Questa rapidità, come già si accennava, è resa possibile dai terms of service dei servizi di Google (così come degli altri gestori di piattaforme), che autorizzano la rimozione dei contenuti ancor prima dell’accertamento della violazione. Google, infatti, si limita a comunicare l’avvenuta rimozione all’utente che ha caricato sulla piattaforma il contenuto, il quale, se riterrà che un suo diritto è stato leso, potrà indirizzare le proprie doglianze direttamente al segnalante. Il medesimo discorso può essere fatto anche per Facebook, l’altro “colosso” di internet, la cui “Dichiarazione dei diritti e delle responsabilità”, cui gli utenti aderiscono, prevede espressamente, al punto 5, che il social network si riserva “il diritto di rimuovere tutti i contenuti o le informazioni che gli utenti pubblicano su Facebook, nei casi in cui si ritenga che non rispettino la presente Dichiarazione o le nostre normative”. Pare opportuno osservare che non si parla di violazione di una legge dello Stato, ma delle (non meglio specificate) “normative” di Facebook: in altri termini, la piattaforma, che è titolare dello “spazio telematico” assegnato agli utenti, si riserva un diritto assoluto e incondizionato di rimuovere, a proprio piacimento, i contenuti pubblicati, a prescindere dalla loro effettiva liceità.

LAVORO DA SVOLGERE >>
Prosegui il testo sulla rimozione dei contenuti da parte delle piattaforme online, ripartendo dalla sua ultima frase.

DATI GREZZI >>
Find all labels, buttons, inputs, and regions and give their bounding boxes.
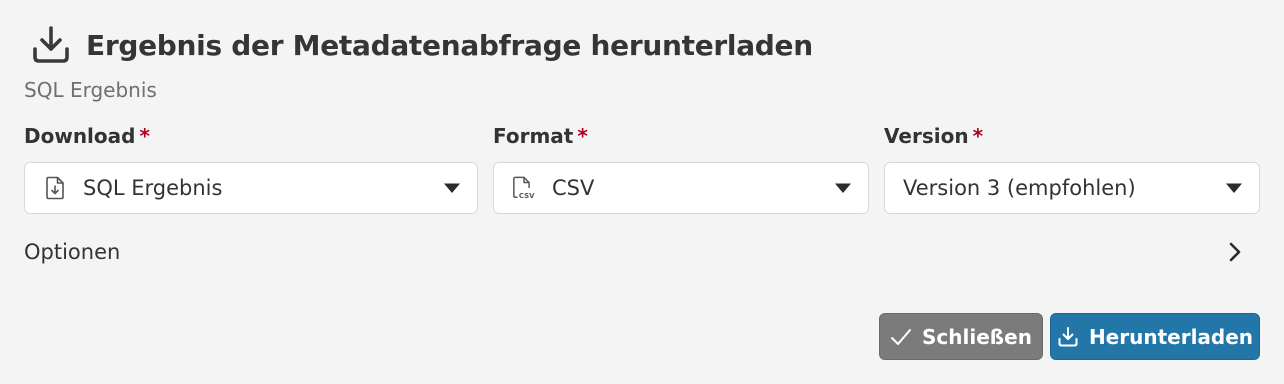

RISULTATO DEL COMPITO >>
Un altro esempio è rappresentato dall’esperienza, invero virtuosa, del Vero Program di eBay, un accordo che consente ai titolari di diritti di proprietà intellettuale e industriale (marchi, diritto d’autore, ecc.) di segnalare eventuali beni messi all’asta dagli utenti, che violino i propri diritti. EBay, una volta ricevuta la notifica dal partner dell’accordo, rimuove immediatamente l’asta, comunicando la decisione all’utente. Anche in questo caso, non c’è un accertamento sulla effettiva legittimità della segnalazione dei rights-owners e la rimozione è espressamente autorizzata dalle condizioni generali di contratto cui aderiscono gli utenti.
Se, quindi, i casi giudiziari che hanno coinvolto i gestori delle piattaforme sono isolati e oramai datati, deve tuttavia osservarsi che maggiori problemi si sono registrati con gli aggregatori di link (collegamenti ipertestuali) e, in special modo, con quelli che consentono lo streaming di opere audiovisive (film, telefilm, serie tv, e così via enumerando) o di eventi sportivi.
Inizialmente, la giurisprudenza straniera ha adottato un approccio, per dir così, morbido. Alcune decisioni hanno, infatti, statuito che la semplice messa a disposizione ad un pubblico indiscriminato non configurerebbe un’ipotesi di comunicazione al pubblico, ai sensi dell’articolo 3, par. 1, della direttiva 2001/29 sul diritto d’autore nelle reti telematiche, con conseguenziale non responsabilità del gestore della piattaforma (in questo senso sia Crown Court Gloucester, 6 febbraio 2010, TV Links, che Audiencia Provincial de Madrid, 27 aprile 2010, Rojadirecta).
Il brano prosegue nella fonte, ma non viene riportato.